[Short task]
Images must not appear in your copy; reproduce every other part of the records exactly.
⟨
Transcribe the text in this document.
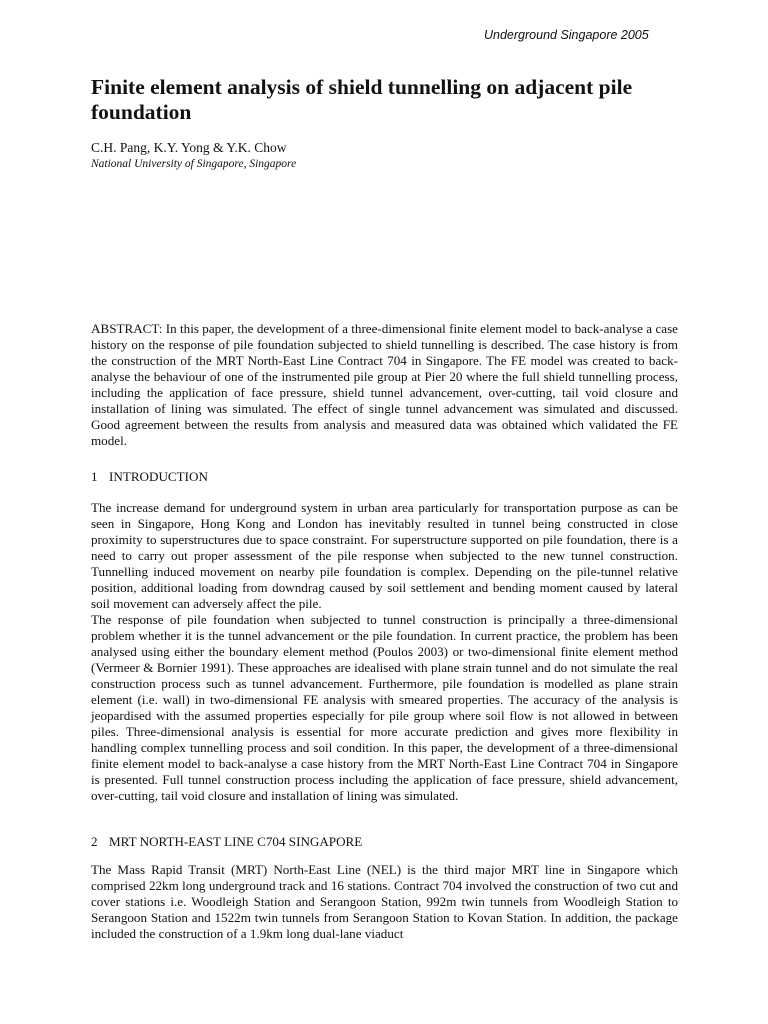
Underground Singapore 2005
Finite element analysis of shield tunnelling on adjacent pile foundation
C.H. Pang, K.Y. Yong & Y.K. Chow
National University of Singapore, Singapore

ABSTRACT: In this paper, the development of a three-dimensional finite element model to back-analyse a case history on the response of pile foundation subjected to shield tunnelling is described. The case history is from the construction of the MRT North-East Line Contract 704 in Singapore. The FE model was created to back-analyse the behaviour of one of the instrumented pile group at Pier 20 where the full shield tunnelling process, including the application of face pressure, shield tunnel advancement, over-cutting, tail void closure and installation of lining was simulated. The effect of single tunnel advancement was simulated and discussed. Good agreement between the results from analysis and measured data was obtained which validated the FE model.

1 INTRODUCTION

The increase demand for underground system in urban area particularly for transportation purpose as can be seen in Singapore, Hong Kong and London has inevitably resulted in tunnel being constructed in close proximity to superstructures due to space constraint. For superstructure supported on pile foundation, there is a need to carry out proper assessment of the pile response when subjected to the new tunnel construction. Tunnelling induced movement on nearby pile foundation is complex. Depending on the pile-tunnel relative position, additional loading from downdrag caused by soil settlement and bending moment caused by lateral soil movement can adversely affect the pile.

The response of pile foundation when subjected to tunnel construction is principally a three-dimensional problem whether it is the tunnel advancement or the pile foundation. In current practice, the problem has been analysed using either the boundary element method (Poulos 2003) or two-dimensional finite element method (Vermeer & Bornier 1991). These approaches are idealised with plane strain tunnel and do not simulate the real construction process such as tunnel advancement. Furthermore, pile foundation is modelled as plane strain element (i.e. wall) in two-dimensional FE analysis with smeared properties. The accuracy of the analysis is jeopardised with the assumed properties especially for pile group where soil flow is not allowed in between piles. Three-dimensional analysis is essential for more accurate prediction and gives more flexibility in handling complex tunnelling process and soil condition. In this paper, the development of a three-dimensional finite element model to back-analyse a case history from the MRT North-East Line Contract 704 in Singapore is presented. Full tunnel construction process including the application of face pressure, shield advancement, over-cutting, tail void closure and installation of lining was simulated.

2 MRT NORTH-EAST LINE C704 SINGAPORE

The Mass Rapid Transit (MRT) North-East Line (NEL) is the third major MRT line in Singapore which comprised 22km long underground track and 16 stations. Contract 704 involved the construction of two cut and cover stations i.e. Woodleigh Station and Serangoon Station, 992m twin tunnels from Woodleigh Station to Serangoon Station and 1522m twin tunnels from Serangoon Station to Kovan Station. In addition, the package included the construction of a 1.9km long dual-lane viaduct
⟩
[Response to this task]
Transcribe the text in this document.
Underground Singapore 2005
Finite element analysis of shield tunnelling on adjacent pile foundation
C.H. Pang, K.Y. Yong & Y.K. Chow
National University of Singapore, Singapore

ABSTRACT: In this paper, the development of a three-dimensional finite element model to back-analyse a case history on the response of pile foundation subjected to shield tunnelling is described. The case history is from the construction of the MRT North-East Line Contract 704 in Singapore. The FE model was created to back-analyse the behaviour of one of the instrumented pile group at Pier 20 where the full shield tunnelling process, including the application of face pressure, shield tunnel advancement, over-cutting, tail void closure and installation of lining was simulated. The effect of single tunnel advancement was simulated and discussed. Good agreement between the results from analysis and measured data was obtained which validated the FE model.

1 INTRODUCTION

The increase demand for underground system in urban area particularly for transportation purpose as can be seen in Singapore, Hong Kong and London has inevitably resulted in tunnel being constructed in close proximity to superstructures due to space constraint. For superstructure supported on pile foundation, there is a need to carry out proper assessment of the pile response when subjected to the new tunnel construction. Tunnelling induced movement on nearby pile foundation is complex. Depending on the pile-tunnel relative position, additional loading from downdrag caused by soil settlement and bending moment caused by lateral soil movement can adversely affect the pile.

The response of pile foundation when subjected to tunnel construction is principally a three-dimensional problem whether it is the tunnel advancement or the pile foundation. In current practice, the problem has been analysed using either the boundary element method (Poulos 2003) or two-dimensional finite element method (Vermeer & Bornier 1991). These approaches are idealised with plane strain tunnel and do not simulate the real construction process such as tunnel advancement. Furthermore, pile foundation is modelled as plane strain element (i.e. wall) in two-dimensional FE analysis with smeared properties. The accuracy of the analysis is jeopardised with the assumed properties especially for pile group where soil flow is not allowed in between piles. Three-dimensional analysis is essential for more accurate prediction and gives more flexibility in handling complex tunnelling process and soil condition. In this paper, the development of a three-dimensional finite element model to back-analyse a case history from the MRT North-East Line Contract 704 in Singapore is presented. Full tunnel construction process including the application of face pressure, shield advancement, over-cutting, tail void closure and installation of lining was simulated.

2 MRT NORTH-EAST LINE C704 SINGAPORE

The Mass Rapid Transit (MRT) North-East Line (NEL) is the third major MRT line in Singapore which comprised 22km long underground track and 16 stations. Contract 704 involved the construction of two cut and cover stations i.e. Woodleigh Station and Serangoon Station, 992m twin tunnels from Woodleigh Station to Serangoon Station and 1522m twin tunnels from Serangoon Station to Kovan Station. In addition, the package included the construction of a 1.9km long dual-lane viaduct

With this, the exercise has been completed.